PAGE EXCERPT:
▬▬▬

RancidRuby · 06/11/2025 09:21

It could be perfectly innocent, a loving uncle spending quality time with his niece but it's also possible that he has nefarious motives. No one here can say for sure which it is. You say it's a twice yearly thing which I'll admit did make me twitch, why so frequently? Why would he use most of his annual leave holidaying alone with his neice? Does he ever go on holiday with anyone else?

40YearOldDad · 06/11/2025 10:00

And people wonder why the family groups are breaking down. Should I be in fear for taking my niece or nephew out for the day? What about that hug they want to give me?

The argument that men commit 90% of sexual crimes is an awful precursor to judge men by, as much as the statistic is in itself.

In 2023, arrest rates for black people were 20 per 1000, and white arrests were 9 per 1000. Would it be socially acceptable to judge all black people based on this, or would it be deemed racist? Or am I just following the stats?

OP, your past may be having a greater influence on what's running through your head, and this therapist has now planted the seed of doubt. We know nothing about the family dynamic.

runningonberocca · 06/11/2025 10:24

Ponoka7 · 05/11/2025 23:49

It would primarily be the abusers 'fault', it sounds like you have left over feelings about not being protected enough by your parents.

▬▬▬

PROVIDED RECORDS:

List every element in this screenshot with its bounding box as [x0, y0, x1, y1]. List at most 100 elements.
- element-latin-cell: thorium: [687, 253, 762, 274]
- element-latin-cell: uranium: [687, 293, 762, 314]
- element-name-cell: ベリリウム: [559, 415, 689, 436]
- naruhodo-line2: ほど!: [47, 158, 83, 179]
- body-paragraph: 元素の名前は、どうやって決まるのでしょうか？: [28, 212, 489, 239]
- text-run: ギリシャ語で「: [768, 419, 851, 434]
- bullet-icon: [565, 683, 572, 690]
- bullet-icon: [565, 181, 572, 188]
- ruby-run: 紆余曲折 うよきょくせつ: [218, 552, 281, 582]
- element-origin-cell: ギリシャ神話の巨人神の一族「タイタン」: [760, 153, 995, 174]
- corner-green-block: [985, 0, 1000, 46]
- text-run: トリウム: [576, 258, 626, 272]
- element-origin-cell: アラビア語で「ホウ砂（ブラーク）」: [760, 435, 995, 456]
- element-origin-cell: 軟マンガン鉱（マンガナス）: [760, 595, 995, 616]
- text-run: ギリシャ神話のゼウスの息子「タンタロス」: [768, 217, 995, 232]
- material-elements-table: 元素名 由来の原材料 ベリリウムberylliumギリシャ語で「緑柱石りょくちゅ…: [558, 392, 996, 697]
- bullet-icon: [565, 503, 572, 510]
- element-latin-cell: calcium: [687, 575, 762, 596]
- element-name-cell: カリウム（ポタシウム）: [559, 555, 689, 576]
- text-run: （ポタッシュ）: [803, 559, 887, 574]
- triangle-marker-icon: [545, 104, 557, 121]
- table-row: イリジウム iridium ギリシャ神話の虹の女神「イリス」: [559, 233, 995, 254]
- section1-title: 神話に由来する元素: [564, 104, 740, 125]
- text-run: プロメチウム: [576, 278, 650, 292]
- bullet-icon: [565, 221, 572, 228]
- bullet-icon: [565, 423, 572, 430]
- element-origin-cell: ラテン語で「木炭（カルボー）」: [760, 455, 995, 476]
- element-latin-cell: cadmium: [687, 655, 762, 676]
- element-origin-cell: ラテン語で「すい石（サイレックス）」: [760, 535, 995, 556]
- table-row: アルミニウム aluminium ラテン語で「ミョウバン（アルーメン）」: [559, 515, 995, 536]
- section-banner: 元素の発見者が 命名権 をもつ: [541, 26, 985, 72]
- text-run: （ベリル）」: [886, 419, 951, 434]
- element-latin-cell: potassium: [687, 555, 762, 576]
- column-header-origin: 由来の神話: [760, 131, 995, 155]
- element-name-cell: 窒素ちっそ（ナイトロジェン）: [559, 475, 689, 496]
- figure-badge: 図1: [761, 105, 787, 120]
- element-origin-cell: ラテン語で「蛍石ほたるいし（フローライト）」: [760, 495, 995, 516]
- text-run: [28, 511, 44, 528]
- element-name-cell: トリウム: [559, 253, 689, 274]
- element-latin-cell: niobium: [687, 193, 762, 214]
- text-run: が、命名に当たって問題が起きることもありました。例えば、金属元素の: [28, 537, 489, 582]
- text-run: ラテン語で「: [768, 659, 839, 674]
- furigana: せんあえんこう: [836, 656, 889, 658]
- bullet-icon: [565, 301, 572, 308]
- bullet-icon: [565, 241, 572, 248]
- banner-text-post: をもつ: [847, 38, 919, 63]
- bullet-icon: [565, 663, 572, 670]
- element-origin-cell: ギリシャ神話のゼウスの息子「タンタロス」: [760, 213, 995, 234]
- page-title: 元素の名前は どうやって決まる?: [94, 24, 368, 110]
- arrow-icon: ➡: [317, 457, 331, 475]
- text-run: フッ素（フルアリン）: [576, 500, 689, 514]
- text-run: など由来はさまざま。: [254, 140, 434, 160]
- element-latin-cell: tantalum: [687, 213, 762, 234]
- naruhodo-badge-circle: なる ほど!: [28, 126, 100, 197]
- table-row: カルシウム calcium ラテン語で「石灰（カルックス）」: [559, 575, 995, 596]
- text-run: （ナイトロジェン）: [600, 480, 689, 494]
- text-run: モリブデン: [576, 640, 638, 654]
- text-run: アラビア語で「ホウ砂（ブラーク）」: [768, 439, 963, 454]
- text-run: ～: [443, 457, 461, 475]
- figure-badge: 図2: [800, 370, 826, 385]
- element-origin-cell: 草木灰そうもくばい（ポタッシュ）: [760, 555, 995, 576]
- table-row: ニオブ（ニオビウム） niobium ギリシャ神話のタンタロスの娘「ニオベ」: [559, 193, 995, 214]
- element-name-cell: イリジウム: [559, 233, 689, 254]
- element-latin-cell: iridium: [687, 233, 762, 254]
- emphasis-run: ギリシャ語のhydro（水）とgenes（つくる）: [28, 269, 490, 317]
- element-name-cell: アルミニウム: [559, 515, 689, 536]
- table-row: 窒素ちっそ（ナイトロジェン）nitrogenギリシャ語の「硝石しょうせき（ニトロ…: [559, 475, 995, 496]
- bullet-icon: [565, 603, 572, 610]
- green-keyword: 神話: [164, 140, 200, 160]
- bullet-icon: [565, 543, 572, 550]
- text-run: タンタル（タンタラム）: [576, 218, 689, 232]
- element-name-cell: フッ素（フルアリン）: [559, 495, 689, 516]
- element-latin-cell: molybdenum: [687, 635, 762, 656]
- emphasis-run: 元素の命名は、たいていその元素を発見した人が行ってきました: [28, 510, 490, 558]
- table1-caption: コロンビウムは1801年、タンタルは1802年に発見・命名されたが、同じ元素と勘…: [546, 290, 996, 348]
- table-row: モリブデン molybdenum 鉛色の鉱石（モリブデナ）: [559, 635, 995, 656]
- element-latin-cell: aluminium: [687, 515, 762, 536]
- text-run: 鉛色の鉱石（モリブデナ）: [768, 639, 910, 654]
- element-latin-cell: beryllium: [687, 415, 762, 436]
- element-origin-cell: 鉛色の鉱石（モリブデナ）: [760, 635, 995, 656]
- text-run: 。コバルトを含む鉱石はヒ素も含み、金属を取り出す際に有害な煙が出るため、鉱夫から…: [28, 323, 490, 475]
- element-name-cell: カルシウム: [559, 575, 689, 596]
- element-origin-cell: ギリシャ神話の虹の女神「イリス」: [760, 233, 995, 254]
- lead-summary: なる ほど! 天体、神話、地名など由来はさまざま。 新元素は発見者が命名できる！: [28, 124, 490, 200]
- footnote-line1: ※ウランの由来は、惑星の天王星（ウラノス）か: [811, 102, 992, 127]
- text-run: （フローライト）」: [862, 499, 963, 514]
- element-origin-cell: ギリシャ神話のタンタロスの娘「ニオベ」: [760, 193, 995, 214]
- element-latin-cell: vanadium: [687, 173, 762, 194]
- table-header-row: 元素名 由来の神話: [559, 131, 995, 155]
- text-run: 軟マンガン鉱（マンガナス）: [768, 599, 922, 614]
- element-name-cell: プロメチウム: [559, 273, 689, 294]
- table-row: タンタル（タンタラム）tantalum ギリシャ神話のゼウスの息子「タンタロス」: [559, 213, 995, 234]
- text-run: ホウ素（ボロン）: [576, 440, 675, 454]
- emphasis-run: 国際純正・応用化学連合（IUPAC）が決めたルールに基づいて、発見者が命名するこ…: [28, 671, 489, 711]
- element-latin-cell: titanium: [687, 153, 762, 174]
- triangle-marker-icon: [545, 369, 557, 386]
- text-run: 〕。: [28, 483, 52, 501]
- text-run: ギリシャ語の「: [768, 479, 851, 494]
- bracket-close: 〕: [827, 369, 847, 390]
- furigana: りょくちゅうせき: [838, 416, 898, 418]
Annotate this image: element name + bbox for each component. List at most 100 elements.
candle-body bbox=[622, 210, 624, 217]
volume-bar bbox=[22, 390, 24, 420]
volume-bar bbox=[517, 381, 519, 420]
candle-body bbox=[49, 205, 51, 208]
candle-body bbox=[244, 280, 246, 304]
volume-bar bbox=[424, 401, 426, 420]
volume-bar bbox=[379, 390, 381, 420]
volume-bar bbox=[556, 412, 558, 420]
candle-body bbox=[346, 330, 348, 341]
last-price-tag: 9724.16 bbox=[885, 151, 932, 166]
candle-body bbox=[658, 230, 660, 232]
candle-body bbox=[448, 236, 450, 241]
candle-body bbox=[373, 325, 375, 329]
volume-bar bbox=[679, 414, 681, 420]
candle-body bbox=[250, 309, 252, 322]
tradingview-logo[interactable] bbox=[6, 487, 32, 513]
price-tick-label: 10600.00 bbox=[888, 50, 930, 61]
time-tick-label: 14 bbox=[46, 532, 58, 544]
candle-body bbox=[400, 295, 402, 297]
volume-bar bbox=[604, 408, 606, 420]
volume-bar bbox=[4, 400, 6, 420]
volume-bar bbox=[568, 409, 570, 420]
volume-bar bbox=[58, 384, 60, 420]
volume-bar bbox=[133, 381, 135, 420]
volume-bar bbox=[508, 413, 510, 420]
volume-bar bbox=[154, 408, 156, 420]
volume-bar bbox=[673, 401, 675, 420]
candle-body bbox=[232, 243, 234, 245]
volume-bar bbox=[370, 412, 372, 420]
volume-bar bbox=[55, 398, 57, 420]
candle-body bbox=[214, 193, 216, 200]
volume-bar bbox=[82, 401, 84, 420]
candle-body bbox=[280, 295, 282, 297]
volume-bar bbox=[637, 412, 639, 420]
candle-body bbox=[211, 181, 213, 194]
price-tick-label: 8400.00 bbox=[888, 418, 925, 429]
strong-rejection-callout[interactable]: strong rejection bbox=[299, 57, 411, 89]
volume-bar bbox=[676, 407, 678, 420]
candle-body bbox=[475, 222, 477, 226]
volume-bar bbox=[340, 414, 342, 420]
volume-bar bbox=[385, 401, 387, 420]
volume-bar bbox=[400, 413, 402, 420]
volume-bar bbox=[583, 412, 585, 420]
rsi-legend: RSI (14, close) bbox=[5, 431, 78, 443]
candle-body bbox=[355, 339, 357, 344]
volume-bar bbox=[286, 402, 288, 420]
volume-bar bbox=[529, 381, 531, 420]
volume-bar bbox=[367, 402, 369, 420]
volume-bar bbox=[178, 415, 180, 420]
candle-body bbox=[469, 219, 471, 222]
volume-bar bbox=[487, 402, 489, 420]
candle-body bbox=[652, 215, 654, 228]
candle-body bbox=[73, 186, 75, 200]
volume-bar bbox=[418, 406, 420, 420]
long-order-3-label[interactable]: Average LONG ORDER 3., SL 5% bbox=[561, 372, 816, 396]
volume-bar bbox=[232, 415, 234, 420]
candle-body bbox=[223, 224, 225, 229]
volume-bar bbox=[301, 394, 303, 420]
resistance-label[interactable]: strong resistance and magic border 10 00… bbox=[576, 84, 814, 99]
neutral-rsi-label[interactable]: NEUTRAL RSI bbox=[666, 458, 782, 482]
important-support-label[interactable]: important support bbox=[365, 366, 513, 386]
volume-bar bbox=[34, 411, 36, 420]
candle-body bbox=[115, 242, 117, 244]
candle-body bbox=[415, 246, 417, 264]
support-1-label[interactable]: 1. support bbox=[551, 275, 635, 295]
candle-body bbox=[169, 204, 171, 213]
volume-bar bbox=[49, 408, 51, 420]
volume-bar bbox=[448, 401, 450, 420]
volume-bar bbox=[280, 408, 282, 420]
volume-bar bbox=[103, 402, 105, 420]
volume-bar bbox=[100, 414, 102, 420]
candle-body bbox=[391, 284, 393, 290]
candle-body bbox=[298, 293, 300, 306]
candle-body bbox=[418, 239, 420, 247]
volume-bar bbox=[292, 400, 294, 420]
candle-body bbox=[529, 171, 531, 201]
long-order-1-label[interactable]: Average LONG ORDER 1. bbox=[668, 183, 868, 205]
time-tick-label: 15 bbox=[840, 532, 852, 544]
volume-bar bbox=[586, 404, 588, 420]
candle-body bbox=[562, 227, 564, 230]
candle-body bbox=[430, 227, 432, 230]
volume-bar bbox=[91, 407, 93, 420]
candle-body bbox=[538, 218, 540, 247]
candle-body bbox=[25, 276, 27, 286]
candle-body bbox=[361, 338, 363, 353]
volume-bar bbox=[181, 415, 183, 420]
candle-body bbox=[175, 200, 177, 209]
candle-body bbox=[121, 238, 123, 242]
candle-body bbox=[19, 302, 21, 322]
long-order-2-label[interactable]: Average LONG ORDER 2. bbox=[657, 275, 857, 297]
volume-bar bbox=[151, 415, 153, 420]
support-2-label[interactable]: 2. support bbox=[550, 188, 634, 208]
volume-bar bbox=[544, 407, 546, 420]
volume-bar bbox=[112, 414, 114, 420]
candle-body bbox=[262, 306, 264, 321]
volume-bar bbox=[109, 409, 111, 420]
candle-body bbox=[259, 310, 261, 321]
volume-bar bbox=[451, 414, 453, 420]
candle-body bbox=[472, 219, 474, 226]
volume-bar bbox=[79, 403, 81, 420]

▬▬▬

QUESTIONS:
(a) In the forum thread, how often does RancidRuby say the uncle's holiday with his niece takes place?
(b) Summarize the forum thread in two sentences.
(c) Resume the forum thread from its last post.
The records have nothing to do with the forum thread.

LIST OF ANSWERS:
(a) Twice a year.

(b) RancidRuby says the uncle's holidays with his niece could be innocent or could hide bad motives, and finds their twice-yearly frequency troubling. 40YearOldDad objects to judging men by statistics on sexual crimes, and suggests that the original poster's past and a therapist may be feeding their doubts.

(c)
I was taken on holiday by my grandad, there was no abuse. I love being away with my granddaughter, but because I'm a woman no-one points fingers. My eldest, childfree DD has my grandchildren a lot, her partner often has then alone, seven is the ideal age because they can take themselves to the toilet, change underwear and put them in a washing bag etc. I've (and we've) been lucky that we've had caring, hands-on men in our lives. I'd want to be close enough to my DN that we could chat. Doing crafts and chatting is an ideal situation. "What do you like in school?" "Do you like PE" "what about getting changed", then that leads to " I suppose you get yourself dressed on holiday with Uncle X". "Do you get scared away from home" etc. That prompts if they cuddle in bed etc.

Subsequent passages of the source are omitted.